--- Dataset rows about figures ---
-*-*-

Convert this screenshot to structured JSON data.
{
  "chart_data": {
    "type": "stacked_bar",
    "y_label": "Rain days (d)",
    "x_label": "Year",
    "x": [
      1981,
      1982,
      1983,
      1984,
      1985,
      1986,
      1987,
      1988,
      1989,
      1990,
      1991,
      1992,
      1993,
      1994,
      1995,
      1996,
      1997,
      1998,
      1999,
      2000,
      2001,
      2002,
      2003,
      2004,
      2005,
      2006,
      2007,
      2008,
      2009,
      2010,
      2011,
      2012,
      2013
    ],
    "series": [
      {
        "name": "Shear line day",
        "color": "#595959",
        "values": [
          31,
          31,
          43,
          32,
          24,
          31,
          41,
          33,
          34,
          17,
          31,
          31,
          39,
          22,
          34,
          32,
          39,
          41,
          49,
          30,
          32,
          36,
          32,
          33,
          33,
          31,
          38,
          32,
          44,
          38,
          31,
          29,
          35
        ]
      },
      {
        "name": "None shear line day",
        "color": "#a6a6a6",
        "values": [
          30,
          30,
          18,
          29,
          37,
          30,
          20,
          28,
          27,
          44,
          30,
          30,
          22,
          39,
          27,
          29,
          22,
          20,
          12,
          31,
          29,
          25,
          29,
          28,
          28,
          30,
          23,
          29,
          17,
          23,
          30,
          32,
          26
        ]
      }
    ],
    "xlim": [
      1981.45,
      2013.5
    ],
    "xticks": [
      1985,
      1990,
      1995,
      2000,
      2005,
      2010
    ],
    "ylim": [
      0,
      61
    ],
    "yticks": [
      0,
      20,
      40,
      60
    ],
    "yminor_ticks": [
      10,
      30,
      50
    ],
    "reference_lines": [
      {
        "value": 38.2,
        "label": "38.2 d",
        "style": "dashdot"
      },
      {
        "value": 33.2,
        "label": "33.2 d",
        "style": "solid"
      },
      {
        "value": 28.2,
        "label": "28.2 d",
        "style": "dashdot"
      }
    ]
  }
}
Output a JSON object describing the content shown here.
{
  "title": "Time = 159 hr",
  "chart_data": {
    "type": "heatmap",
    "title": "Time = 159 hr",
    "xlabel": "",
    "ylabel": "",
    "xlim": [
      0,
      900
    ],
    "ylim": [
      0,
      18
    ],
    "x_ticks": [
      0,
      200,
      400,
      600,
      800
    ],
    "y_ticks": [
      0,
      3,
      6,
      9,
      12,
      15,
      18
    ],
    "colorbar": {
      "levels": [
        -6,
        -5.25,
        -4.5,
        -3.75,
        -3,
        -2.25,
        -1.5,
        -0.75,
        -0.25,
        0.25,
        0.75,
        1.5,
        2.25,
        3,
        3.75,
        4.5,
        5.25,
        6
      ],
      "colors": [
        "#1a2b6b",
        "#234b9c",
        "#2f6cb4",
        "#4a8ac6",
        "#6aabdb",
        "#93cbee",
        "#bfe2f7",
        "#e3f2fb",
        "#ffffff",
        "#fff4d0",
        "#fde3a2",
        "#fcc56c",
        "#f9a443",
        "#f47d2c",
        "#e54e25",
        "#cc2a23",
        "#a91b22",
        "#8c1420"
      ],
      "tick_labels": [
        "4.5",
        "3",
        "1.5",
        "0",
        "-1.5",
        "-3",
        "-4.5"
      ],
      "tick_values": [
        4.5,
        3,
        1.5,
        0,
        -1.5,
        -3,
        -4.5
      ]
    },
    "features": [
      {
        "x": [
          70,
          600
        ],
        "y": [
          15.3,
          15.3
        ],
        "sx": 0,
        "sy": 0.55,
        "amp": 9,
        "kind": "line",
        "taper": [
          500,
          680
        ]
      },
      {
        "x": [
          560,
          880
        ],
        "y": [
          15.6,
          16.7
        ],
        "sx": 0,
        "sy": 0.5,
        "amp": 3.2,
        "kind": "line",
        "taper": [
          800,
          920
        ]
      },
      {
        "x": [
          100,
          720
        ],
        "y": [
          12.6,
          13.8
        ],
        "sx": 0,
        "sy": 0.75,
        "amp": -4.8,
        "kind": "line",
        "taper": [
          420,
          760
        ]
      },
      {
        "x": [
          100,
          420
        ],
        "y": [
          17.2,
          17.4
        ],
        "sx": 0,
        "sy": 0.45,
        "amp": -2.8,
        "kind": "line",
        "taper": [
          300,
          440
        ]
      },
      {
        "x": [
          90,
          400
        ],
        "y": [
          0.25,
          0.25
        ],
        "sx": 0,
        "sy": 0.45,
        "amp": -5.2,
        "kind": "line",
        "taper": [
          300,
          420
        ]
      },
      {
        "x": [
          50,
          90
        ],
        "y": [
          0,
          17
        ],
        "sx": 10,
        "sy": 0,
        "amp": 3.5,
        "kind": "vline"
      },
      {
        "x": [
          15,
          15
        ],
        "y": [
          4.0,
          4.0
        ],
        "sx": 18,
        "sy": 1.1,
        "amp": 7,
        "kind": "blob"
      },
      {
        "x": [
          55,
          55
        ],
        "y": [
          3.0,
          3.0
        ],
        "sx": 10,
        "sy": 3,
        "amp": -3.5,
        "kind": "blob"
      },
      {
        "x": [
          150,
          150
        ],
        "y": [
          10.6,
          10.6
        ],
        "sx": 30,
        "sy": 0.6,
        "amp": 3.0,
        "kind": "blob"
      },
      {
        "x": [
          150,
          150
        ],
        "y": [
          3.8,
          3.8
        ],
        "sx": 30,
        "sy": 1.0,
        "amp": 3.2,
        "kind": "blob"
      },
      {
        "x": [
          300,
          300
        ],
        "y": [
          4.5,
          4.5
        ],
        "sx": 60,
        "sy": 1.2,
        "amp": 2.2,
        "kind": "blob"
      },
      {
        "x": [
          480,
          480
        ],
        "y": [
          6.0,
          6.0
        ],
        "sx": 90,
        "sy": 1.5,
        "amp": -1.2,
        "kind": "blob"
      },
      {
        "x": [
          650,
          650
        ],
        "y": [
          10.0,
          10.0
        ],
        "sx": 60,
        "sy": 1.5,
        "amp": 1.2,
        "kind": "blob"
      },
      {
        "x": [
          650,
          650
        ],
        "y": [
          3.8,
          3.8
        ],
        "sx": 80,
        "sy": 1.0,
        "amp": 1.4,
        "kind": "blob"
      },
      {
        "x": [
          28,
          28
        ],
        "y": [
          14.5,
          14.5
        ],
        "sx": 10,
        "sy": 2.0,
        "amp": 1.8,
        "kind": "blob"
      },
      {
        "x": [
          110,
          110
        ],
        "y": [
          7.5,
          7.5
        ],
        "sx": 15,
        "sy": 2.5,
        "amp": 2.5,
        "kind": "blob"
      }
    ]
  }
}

-*-*-

--- Stated problem ---
The records above are to be repeated exactly, in their entirety.

--- Solution for this exercise ---
Convert this screenshot to structured JSON data.
{
  "chart_data": {
    "type": "stacked_bar",
    "y_label": "Rain days (d)",
    "x_label": "Year",
    "x": [
      1981,
      1982,
      1983,
      1984,
      1985,
      1986,
      1987,
      1988,
      1989,
      1990,
      1991,
      1992,
      1993,
      1994,
      1995,
      1996,
      1997,
      1998,
      1999,
      2000,
      2001,
      2002,
      2003,
      2004,
      2005,
      2006,
      2007,
      2008,
      2009,
      2010,
      2011,
      2012,
      2013
    ],
    "series": [
      {
        "name": "Shear line day",
        "color": "#595959",
        "values": [
          31,
          31,
          43,
          32,
          24,
          31,
          41,
          33,
          34,
          17,
          31,
          31,
          39,
          22,
          34,
          32,
          39,
          41,
          49,
          30,
          32,
          36,
          32,
          33,
          33,
          31,
          38,
          32,
          44,
          38,
          31,
          29,
          35
        ]
      },
      {
        "name": "None shear line day",
        "color": "#a6a6a6",
        "values": [
          30,
          30,
          18,
          29,
          37,
          30,
          20,
          28,
          27,
          44,
          30,
          30,
          22,
          39,
          27,
          29,
          22,
          20,
          12,
          31,
          29,
          25,
          29,
          28,
          28,
          30,
          23,
          29,
          17,
          23,
          30,
          32,
          26
        ]
      }
    ],
    "xlim": [
      1981.45,
      2013.5
    ],
    "xticks": [
      1985,
      1990,
      1995,
      2000,
      2005,
      2010
    ],
    "ylim": [
      0,
      61
    ],
    "yticks": [
      0,
      20,
      40,
      60
    ],
    "yminor_ticks": [
      10,
      30,
      50
    ],
    "reference_lines": [
      {
        "value": 38.2,
        "label": "38.2 d",
        "style": "dashdot"
      },
      {
        "value": 33.2,
        "label": "33.2 d",
        "style": "solid"
      },
      {
        "value": 28.2,
        "label": "28.2 d",
        "style": "dashdot"
      }
    ]
  }
}
Output a JSON object describing the content shown here.
{
  "title": "Time = 159 hr",
  "chart_data": {
    "type": "heatmap",
    "title": "Time = 159 hr",
    "xlabel": "",
    "ylabel": "",
    "xlim": [
      0,
      900
    ],
    "ylim": [
      0,
      18
    ],
    "x_ticks": [
      0,
      200,
      400,
      600,
      800
    ],
    "y_ticks": [
      0,
      3,
      6,
      9,
      12,
      15,
      18
    ],
    "colorbar": {
      "levels": [
        -6,
        -5.25,
        -4.5,
        -3.75,
        -3,
        -2.25,
        -1.5,
        -0.75,
        -0.25,
        0.25,
        0.75,
        1.5,
        2.25,
        3,
        3.75,
        4.5,
        5.25,
        6
      ],
      "colors": [
        "#1a2b6b",
        "#234b9c",
        "#2f6cb4",
        "#4a8ac6",
        "#6aabdb",
        "#93cbee",
        "#bfe2f7",
        "#e3f2fb",
        "#ffffff",
        "#fff4d0",
        "#fde3a2",
        "#fcc56c",
        "#f9a443",
        "#f47d2c",
        "#e54e25",
        "#cc2a23",
        "#a91b22",
        "#8c1420"
      ],
      "tick_labels": [
        "4.5",
        "3",
        "1.5",
        "0",
        "-1.5",
        "-3",
        "-4.5"
      ],
      "tick_values": [
        4.5,
        3,
        1.5,
        0,
        -1.5,
        -3,
        -4.5
      ]
    },
    "features": [
      {
        "x": [
          70,
          600
        ],
        "y": [
          15.3,
          15.3
        ],
        "sx": 0,
        "sy": 0.55,
        "amp": 9,
        "kind": "line",
        "taper": [
          500,
          680
        ]
      },
      {
        "x": [
          560,
          880
        ],
        "y": [
          15.6,
          16.7
        ],
        "sx": 0,
        "sy": 0.5,
        "amp": 3.2,
        "kind": "line",
        "taper": [
          800,
          920
        ]
      },
      {
        "x": [
          100,
          720
        ],
        "y": [
          12.6,
          13.8
        ],
        "sx": 0,
        "sy": 0.75,
        "amp": -4.8,
        "kind": "line",
        "taper": [
          420,
          760
        ]
      },
      {
        "x": [
          100,
          420
        ],
        "y": [
          17.2,
          17.4
        ],
        "sx": 0,
        "sy": 0.45,
        "amp": -2.8,
        "kind": "line",
        "taper": [
          300,
          440
        ]
      },
      {
        "x": [
          90,
          400
        ],
        "y": [
          0.25,
          0.25
        ],
        "sx": 0,
        "sy": 0.45,
        "amp": -5.2,
        "kind": "line",
        "taper": [
          300,
          420
        ]
      },
      {
        "x": [
          50,
          90
        ],
        "y": [
          0,
          17
        ],
        "sx": 10,
        "sy": 0,
        "amp": 3.5,
        "kind": "vline"
      },
      {
        "x": [
          15,
          15
        ],
        "y": [
          4.0,
          4.0
        ],
        "sx": 18,
        "sy": 1.1,
        "amp": 7,
        "kind": "blob"
      },
      {
        "x": [
          55,
          55
        ],
        "y": [
          3.0,
          3.0
        ],
        "sx": 10,
        "sy": 3,
        "amp": -3.5,
        "kind": "blob"
      },
      {
        "x": [
          150,
          150
        ],
        "y": [
          10.6,
          10.6
        ],
        "sx": 30,
        "sy": 0.6,
        "amp": 3.0,
        "kind": "blob"
      },
      {
        "x": [
          150,
          150
        ],
        "y": [
          3.8,
          3.8
        ],
        "sx": 30,
        "sy": 1.0,
        "amp": 3.2,
        "kind": "blob"
      },
      {
        "x": [
          300,
          300
        ],
        "y": [
          4.5,
          4.5
        ],
        "sx": 60,
        "sy": 1.2,
        "amp": 2.2,
        "kind": "blob"
      },
      {
        "x": [
          480,
          480
        ],
        "y": [
          6.0,
          6.0
        ],
        "sx": 90,
        "sy": 1.5,
        "amp": -1.2,
        "kind": "blob"
      },
      {
        "x": [
          650,
          650
        ],
        "y": [
          10.0,
          10.0
        ],
        "sx": 60,
        "sy": 1.5,
        "amp": 1.2,
        "kind": "blob"
      },
      {
        "x": [
          650,
          650
        ],
        "y": [
          3.8,
          3.8
        ],
        "sx": 80,
        "sy": 1.0,
        "amp": 1.4,
        "kind": "blob"
      },
      {
        "x": [
          28,
          28
        ],
        "y": [
          14.5,
          14.5
        ],
        "sx": 10,
        "sy": 2.0,
        "amp": 1.8,
        "kind": "blob"
      },
      {
        "x": [
          110,
          110
        ],
        "y": [
          7.5,
          7.5
        ],
        "sx": 15,
        "sy": 2.5,
        "amp": 2.5,
        "kind": "blob"
      }
    ]
  }
}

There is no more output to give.